Note each line that includes the word "name". Copy those lines.

[BEGIN STORED ROWS]

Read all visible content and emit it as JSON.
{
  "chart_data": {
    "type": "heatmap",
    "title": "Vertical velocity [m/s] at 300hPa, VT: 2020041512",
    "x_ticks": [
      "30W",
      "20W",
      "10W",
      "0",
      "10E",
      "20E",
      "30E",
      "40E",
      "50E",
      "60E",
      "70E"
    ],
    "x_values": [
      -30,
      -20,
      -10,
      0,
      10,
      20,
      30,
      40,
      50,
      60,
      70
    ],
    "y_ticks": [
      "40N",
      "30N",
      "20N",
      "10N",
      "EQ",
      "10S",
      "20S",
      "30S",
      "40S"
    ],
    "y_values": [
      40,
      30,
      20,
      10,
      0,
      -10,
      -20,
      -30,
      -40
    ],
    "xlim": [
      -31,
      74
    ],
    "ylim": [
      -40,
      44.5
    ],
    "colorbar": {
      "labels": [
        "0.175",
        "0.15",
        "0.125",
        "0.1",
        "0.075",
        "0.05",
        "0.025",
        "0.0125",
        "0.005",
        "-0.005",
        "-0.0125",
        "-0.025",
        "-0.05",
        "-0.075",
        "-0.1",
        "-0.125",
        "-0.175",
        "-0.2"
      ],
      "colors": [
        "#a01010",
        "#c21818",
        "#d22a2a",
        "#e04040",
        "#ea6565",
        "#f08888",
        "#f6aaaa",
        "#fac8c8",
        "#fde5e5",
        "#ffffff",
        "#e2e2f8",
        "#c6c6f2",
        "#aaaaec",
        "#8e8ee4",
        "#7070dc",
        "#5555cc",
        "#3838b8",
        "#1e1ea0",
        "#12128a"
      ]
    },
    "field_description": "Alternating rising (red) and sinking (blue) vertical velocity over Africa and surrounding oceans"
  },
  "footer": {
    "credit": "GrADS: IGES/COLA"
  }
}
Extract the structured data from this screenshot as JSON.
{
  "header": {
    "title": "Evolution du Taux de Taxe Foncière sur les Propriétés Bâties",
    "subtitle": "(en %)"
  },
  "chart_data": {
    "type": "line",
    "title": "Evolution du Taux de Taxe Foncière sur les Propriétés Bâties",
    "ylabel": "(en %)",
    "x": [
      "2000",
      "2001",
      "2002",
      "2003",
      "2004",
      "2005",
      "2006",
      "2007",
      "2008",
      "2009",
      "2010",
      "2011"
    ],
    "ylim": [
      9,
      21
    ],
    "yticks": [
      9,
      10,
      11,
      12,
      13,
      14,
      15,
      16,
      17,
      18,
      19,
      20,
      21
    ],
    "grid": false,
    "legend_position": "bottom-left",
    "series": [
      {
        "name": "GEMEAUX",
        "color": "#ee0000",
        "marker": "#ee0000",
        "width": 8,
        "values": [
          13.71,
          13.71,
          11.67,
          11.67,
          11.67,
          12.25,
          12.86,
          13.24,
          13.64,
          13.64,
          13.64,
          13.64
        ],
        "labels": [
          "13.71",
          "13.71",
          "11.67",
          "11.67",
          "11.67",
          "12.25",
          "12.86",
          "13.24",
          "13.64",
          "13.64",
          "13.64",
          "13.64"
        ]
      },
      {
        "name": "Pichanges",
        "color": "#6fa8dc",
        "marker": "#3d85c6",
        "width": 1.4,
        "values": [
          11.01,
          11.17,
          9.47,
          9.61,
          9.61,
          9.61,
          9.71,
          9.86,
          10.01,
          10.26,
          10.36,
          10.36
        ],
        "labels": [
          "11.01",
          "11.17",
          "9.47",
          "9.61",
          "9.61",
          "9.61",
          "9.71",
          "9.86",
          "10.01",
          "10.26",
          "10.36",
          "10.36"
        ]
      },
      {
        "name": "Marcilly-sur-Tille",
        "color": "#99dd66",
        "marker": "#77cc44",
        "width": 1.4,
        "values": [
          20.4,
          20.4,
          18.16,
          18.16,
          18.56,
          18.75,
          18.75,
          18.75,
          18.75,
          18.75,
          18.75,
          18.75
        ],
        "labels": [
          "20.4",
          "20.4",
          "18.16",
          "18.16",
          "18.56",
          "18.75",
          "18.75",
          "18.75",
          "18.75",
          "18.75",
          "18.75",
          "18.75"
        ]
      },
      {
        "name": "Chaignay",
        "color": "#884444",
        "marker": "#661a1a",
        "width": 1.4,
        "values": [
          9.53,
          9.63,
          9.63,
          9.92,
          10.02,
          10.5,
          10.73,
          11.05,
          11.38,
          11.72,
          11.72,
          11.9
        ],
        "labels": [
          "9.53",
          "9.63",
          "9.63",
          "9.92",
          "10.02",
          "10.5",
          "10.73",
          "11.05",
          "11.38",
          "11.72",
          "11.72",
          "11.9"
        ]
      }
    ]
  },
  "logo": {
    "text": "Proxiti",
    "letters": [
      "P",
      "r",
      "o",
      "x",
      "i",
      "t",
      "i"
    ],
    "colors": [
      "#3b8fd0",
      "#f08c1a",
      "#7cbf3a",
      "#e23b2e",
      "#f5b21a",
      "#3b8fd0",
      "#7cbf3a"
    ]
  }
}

[END STORED ROWS]

▶ _COMPLETE OUTPUT_:
        "name": "GEMEAUX",
        "name": "Pichanges",
        "name": "Marcilly-sur-Tille",
        "name": "Chaignay",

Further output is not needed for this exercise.